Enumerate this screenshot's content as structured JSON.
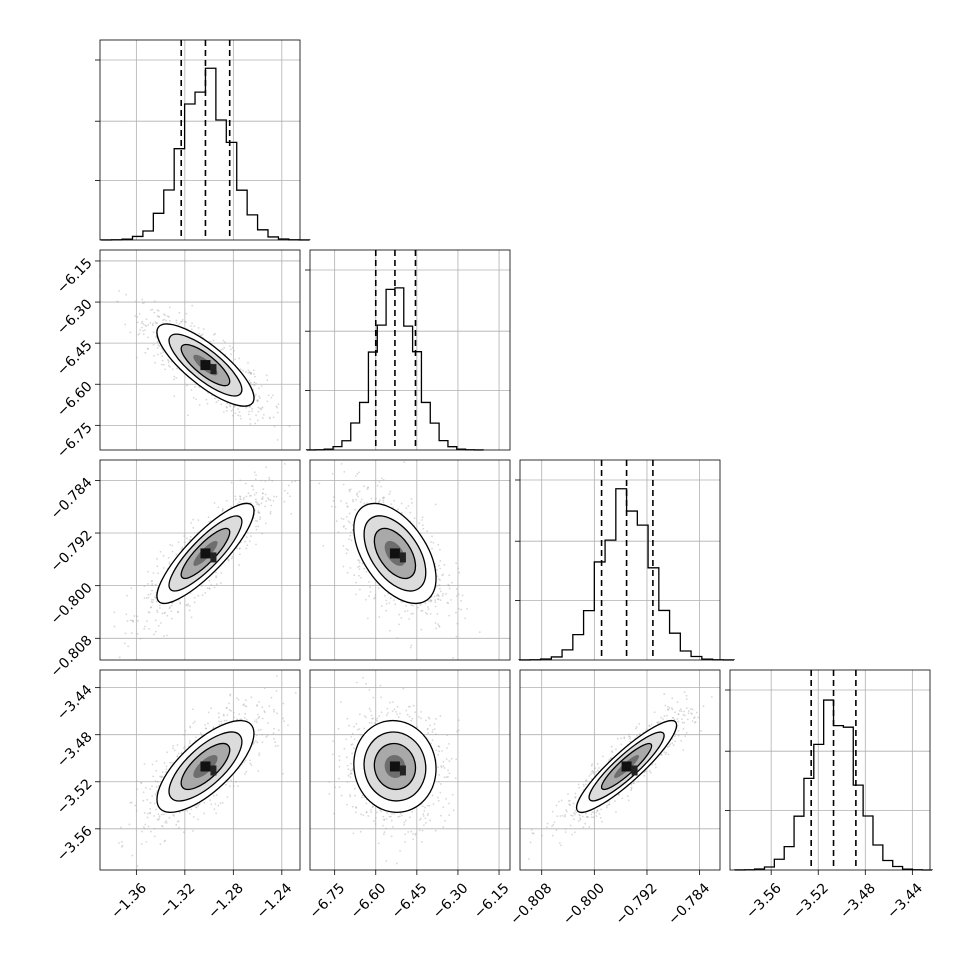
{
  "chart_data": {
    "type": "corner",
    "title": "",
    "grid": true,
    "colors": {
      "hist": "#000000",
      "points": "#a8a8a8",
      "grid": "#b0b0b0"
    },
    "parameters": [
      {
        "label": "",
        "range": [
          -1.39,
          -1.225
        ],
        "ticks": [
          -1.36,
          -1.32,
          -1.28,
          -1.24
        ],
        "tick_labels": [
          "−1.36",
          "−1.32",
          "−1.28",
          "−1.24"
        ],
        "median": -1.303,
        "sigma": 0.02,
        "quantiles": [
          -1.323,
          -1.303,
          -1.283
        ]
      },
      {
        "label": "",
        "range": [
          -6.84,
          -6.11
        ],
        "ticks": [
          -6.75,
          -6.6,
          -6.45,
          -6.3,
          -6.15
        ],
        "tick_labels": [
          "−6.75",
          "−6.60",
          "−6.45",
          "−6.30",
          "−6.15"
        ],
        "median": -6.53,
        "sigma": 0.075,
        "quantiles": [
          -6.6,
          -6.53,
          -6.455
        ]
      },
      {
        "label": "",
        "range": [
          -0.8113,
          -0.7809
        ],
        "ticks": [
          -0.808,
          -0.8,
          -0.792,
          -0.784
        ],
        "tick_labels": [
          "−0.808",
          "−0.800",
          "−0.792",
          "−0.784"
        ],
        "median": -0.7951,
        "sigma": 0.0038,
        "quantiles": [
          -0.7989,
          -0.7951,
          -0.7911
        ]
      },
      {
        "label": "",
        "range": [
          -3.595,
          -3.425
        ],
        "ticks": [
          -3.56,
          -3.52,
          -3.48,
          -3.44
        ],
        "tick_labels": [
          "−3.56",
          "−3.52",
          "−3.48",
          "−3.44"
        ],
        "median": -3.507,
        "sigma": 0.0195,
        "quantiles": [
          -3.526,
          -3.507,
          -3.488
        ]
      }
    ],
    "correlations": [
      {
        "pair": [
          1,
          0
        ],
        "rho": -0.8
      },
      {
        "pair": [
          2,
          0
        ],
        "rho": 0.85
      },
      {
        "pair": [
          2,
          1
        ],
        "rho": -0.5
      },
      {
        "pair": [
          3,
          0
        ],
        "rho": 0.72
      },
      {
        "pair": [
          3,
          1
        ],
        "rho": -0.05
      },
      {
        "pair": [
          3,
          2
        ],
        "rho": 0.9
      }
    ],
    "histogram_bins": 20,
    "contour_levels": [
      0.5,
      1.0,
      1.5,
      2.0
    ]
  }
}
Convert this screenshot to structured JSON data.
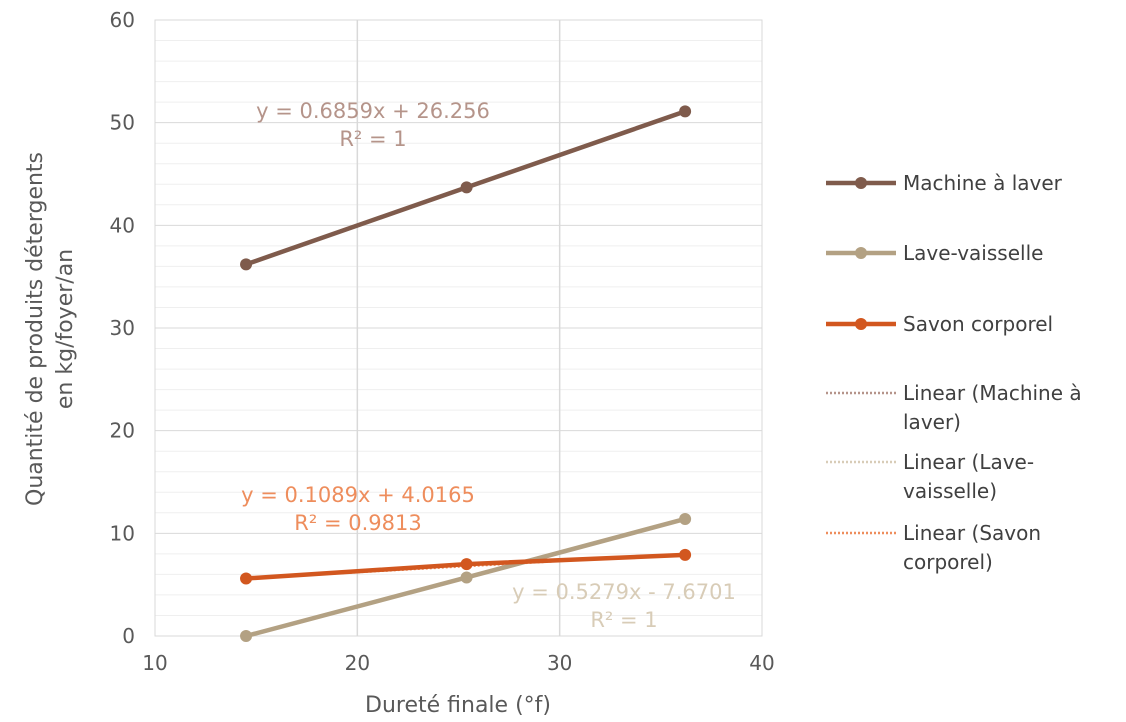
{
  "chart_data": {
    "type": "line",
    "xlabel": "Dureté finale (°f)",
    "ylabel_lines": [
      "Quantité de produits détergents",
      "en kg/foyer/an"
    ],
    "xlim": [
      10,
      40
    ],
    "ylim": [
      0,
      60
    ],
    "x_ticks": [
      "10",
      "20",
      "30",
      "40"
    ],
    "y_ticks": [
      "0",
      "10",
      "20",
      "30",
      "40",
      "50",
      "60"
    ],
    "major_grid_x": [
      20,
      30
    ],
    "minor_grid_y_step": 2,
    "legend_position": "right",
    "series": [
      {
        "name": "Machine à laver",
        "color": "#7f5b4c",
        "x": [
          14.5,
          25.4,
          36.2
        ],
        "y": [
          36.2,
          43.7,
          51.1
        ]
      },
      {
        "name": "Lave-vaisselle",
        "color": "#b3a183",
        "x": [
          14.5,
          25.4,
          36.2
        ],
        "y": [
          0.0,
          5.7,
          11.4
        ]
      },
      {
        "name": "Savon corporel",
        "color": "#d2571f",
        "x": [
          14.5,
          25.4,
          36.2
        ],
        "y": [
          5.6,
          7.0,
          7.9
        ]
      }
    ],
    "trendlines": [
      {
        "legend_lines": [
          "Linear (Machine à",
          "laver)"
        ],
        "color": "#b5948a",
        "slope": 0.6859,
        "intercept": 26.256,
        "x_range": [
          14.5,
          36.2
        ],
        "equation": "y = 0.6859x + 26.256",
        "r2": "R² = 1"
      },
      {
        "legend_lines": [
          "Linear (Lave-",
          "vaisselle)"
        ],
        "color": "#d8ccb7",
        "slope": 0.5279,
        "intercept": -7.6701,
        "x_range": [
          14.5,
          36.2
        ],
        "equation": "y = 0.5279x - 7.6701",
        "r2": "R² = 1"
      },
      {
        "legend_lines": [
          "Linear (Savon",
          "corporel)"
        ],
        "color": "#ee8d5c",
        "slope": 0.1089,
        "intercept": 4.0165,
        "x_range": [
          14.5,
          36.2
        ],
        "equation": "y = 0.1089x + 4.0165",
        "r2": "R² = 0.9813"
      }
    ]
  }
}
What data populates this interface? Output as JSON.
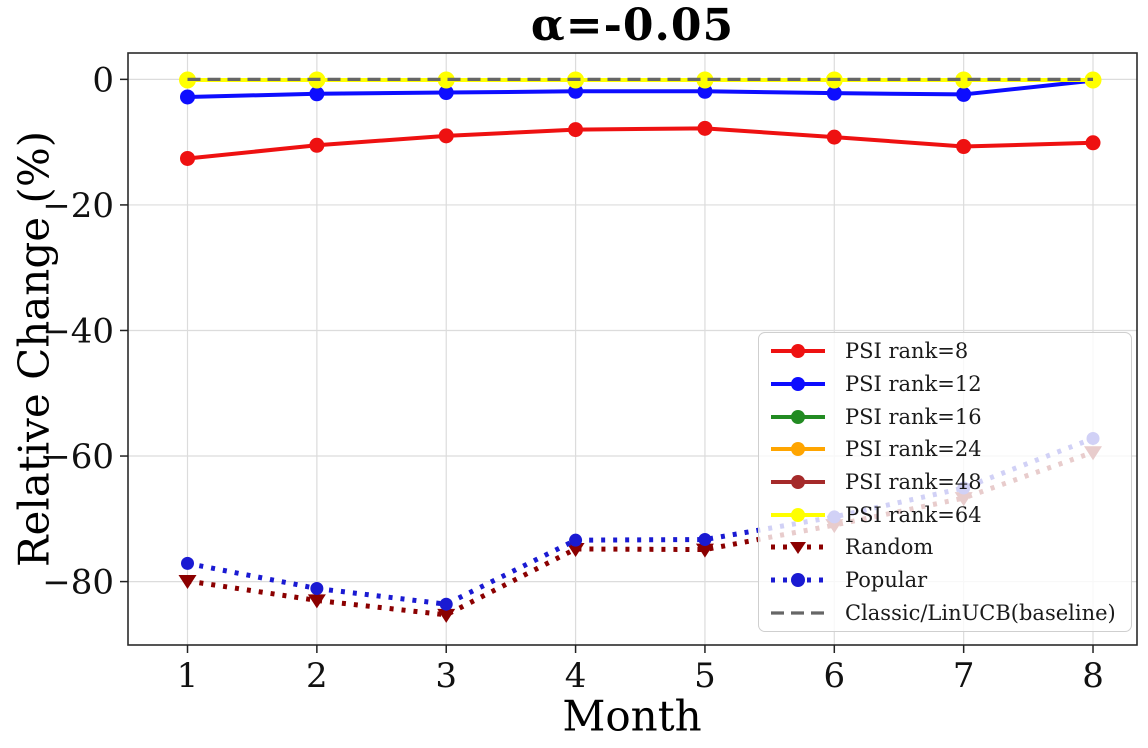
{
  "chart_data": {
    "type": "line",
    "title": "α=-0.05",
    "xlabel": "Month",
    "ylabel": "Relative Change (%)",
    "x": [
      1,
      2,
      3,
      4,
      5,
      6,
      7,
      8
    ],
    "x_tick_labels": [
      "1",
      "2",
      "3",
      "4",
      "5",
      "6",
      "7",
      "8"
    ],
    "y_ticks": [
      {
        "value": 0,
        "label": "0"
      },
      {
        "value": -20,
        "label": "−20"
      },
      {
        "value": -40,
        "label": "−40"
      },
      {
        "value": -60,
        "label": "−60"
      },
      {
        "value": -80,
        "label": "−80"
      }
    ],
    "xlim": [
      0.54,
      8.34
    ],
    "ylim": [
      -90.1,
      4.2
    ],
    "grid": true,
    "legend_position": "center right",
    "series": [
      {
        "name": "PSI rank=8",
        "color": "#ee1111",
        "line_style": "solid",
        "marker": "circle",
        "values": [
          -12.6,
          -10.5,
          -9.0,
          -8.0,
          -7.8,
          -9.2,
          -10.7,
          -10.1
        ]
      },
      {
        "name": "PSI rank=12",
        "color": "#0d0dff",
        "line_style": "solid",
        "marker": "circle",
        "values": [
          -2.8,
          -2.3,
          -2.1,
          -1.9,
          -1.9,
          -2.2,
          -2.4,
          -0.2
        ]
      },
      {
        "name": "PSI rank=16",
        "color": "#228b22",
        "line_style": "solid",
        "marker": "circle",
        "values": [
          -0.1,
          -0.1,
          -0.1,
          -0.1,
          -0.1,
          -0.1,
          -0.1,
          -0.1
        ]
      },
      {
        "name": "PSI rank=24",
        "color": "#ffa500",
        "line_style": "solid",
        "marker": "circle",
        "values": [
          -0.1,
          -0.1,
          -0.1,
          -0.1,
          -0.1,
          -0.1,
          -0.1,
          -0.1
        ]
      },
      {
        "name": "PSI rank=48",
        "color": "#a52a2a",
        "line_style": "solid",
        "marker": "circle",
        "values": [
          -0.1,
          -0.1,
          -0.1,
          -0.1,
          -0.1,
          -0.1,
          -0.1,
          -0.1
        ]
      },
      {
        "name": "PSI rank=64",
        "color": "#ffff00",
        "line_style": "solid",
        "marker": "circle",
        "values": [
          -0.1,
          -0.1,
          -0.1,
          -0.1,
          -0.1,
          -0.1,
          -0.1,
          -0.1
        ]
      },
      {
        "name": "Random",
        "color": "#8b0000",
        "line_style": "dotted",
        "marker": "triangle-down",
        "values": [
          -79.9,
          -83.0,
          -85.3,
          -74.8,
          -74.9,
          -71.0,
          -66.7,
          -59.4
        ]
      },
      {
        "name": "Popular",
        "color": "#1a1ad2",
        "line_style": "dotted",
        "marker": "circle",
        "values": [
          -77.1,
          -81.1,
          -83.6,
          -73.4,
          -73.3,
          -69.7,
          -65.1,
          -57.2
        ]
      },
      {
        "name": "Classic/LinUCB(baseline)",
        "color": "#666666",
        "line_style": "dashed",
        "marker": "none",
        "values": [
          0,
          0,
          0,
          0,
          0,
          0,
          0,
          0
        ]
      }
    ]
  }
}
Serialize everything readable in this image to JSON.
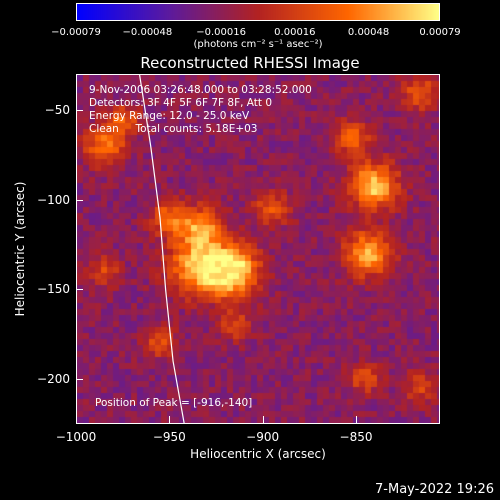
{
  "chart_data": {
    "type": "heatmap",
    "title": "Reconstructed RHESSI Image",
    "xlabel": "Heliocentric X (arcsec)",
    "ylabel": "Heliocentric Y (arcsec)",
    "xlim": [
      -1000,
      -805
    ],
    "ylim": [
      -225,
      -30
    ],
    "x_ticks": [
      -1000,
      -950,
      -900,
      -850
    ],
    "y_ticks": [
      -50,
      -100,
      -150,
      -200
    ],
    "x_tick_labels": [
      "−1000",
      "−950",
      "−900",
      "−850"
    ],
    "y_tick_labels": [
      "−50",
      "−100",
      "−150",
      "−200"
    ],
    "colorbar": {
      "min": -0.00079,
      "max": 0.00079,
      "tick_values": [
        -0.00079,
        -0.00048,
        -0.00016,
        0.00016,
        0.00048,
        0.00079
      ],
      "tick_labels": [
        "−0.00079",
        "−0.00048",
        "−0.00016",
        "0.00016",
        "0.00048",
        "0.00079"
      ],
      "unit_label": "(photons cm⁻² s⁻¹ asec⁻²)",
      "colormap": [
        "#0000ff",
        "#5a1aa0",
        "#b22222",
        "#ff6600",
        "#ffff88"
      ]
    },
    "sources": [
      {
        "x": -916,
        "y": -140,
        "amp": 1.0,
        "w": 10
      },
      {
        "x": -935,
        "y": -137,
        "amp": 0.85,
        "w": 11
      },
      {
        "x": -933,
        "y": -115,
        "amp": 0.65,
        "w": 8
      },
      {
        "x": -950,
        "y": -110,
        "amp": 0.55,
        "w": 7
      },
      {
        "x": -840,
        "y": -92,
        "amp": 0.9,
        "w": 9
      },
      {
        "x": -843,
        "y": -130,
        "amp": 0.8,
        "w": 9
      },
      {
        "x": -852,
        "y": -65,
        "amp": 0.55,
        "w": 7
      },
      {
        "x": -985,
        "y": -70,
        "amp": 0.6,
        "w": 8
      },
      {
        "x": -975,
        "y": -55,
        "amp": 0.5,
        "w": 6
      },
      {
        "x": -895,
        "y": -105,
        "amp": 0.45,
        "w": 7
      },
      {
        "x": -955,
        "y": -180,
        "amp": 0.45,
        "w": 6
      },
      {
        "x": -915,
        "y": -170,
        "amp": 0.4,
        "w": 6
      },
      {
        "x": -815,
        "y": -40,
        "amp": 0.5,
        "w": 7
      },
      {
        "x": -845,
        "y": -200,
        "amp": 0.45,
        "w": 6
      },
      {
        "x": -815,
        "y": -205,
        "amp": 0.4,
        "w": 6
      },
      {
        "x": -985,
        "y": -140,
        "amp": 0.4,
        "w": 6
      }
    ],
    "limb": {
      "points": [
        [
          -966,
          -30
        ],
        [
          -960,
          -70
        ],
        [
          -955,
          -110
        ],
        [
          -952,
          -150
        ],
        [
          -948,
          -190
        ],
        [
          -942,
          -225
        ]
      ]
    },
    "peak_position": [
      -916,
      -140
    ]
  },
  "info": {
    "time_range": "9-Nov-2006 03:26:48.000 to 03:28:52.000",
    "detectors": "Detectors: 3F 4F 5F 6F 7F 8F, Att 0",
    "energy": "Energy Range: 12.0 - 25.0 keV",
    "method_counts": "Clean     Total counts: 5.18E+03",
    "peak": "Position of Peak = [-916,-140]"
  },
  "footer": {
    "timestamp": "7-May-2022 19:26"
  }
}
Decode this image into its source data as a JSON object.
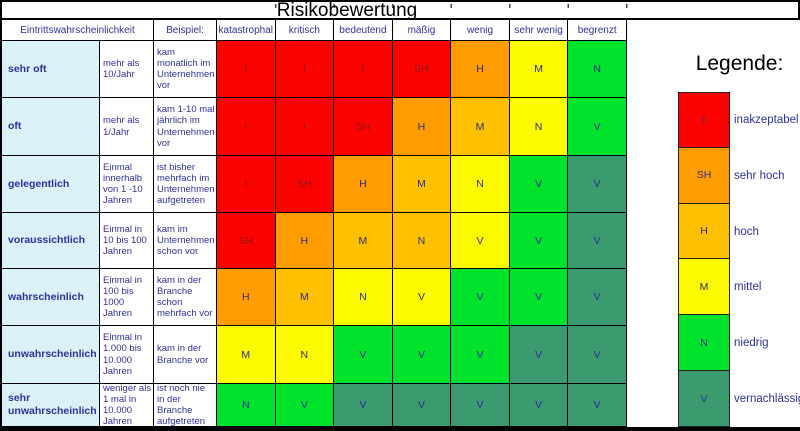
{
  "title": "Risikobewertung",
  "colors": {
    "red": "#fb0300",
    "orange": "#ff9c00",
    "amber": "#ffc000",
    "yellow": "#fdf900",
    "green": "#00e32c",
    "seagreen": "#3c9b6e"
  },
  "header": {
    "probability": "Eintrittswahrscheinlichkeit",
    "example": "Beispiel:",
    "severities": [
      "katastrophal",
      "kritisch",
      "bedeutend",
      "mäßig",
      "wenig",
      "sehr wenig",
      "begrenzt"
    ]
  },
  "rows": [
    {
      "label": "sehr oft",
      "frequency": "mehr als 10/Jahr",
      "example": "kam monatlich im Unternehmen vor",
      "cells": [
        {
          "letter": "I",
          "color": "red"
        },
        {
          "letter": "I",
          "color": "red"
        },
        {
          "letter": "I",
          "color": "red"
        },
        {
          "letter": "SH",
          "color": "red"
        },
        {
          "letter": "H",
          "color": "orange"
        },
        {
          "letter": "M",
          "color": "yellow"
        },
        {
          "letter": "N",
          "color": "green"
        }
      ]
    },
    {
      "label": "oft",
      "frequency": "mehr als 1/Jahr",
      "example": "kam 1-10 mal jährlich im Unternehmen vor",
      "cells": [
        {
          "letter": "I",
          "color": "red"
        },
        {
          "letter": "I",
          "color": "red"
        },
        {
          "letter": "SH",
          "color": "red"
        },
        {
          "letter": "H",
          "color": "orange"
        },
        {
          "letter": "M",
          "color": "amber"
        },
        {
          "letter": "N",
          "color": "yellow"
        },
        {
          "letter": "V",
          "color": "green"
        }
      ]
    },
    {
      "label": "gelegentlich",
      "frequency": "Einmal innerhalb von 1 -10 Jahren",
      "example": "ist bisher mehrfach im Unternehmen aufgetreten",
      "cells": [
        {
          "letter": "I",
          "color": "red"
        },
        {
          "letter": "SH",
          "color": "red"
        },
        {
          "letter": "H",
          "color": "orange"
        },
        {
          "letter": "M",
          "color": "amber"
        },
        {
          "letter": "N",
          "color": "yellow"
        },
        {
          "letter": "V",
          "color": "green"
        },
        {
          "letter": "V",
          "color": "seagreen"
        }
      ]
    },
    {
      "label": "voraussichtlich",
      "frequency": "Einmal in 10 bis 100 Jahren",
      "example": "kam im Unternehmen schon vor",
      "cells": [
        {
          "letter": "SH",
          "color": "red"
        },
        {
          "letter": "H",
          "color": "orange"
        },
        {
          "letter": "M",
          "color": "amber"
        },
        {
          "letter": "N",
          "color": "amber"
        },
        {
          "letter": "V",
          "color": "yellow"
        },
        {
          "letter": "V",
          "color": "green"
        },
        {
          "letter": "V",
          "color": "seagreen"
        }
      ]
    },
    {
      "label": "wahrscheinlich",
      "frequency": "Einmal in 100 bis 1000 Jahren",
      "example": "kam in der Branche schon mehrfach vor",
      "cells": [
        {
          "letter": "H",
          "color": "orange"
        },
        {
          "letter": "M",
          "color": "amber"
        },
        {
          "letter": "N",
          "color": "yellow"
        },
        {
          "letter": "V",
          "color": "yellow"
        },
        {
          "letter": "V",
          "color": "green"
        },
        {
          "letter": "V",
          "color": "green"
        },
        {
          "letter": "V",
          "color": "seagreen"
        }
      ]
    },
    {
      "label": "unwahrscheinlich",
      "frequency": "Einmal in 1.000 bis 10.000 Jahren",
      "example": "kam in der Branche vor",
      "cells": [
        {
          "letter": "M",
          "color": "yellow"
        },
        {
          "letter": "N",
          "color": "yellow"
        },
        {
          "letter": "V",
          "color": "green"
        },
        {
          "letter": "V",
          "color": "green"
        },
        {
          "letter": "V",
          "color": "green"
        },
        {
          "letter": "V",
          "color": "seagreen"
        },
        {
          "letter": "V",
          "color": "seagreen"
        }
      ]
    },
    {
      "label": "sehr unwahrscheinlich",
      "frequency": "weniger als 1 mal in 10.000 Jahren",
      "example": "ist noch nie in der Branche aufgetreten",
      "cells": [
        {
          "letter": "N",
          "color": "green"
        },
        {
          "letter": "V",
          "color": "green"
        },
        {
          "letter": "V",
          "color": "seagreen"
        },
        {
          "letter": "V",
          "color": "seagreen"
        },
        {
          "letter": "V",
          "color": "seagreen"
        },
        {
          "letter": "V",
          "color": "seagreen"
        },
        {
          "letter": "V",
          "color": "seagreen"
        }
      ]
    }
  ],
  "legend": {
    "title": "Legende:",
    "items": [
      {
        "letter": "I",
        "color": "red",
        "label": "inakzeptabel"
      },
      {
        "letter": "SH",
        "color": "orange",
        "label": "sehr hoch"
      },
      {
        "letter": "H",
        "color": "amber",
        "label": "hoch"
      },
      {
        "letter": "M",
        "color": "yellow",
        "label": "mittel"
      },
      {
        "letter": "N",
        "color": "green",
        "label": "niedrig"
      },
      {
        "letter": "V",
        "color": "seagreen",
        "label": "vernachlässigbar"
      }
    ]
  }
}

---*---

### TASK STATEMENT
What is the number of lines in the data above that include the word "Heliocentric"? Answer with that number only.

### RESULT
2